_What you are asked to do:_
Wherever the word "sequence" appears in a line, extract that line.

_Records shown:_
——————————

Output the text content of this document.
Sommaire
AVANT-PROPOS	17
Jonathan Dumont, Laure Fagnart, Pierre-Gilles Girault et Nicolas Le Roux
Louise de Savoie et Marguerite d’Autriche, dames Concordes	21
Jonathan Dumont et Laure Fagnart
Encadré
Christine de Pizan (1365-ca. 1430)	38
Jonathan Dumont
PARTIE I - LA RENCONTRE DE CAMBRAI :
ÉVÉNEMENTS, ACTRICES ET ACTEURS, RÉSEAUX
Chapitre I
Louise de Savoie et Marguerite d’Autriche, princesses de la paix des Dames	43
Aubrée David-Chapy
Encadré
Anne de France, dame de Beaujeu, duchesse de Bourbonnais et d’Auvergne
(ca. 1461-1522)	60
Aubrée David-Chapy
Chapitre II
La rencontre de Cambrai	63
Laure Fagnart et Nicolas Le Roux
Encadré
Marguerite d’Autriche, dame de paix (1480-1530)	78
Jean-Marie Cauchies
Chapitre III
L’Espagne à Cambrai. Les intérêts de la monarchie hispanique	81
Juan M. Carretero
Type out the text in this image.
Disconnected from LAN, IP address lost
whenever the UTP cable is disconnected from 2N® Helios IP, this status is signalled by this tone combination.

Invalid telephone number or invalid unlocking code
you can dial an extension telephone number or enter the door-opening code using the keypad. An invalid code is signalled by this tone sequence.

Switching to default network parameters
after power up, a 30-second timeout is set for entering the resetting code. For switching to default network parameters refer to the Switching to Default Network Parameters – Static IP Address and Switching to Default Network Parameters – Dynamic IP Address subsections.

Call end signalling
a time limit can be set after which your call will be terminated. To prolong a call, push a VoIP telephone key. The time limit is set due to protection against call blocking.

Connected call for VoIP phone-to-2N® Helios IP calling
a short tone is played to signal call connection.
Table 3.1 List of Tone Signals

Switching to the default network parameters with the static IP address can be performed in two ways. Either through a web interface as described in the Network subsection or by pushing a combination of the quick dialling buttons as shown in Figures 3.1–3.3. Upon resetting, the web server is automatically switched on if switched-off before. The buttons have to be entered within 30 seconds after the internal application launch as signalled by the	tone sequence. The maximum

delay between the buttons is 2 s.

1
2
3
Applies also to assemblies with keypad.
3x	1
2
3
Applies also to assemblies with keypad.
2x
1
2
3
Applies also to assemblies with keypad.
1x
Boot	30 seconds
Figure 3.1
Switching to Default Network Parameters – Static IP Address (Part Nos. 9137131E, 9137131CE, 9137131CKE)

——————————

_Finished exercise:_
you can dial an extension telephone number or enter the door-opening code using the keypad. An invalid code is signalled by this tone sequence.
Switching to the default network parameters with the static IP address can be performed in two ways. Either through a web interface as described in the Network subsection or by pushing a combination of the quick dialling buttons as shown in Figures 3.1–3.3. Upon resetting, the web server is automatically switched on if switched-off before. The buttons have to be entered within 30 seconds after the internal application launch as signalled by the	tone sequence. The maximum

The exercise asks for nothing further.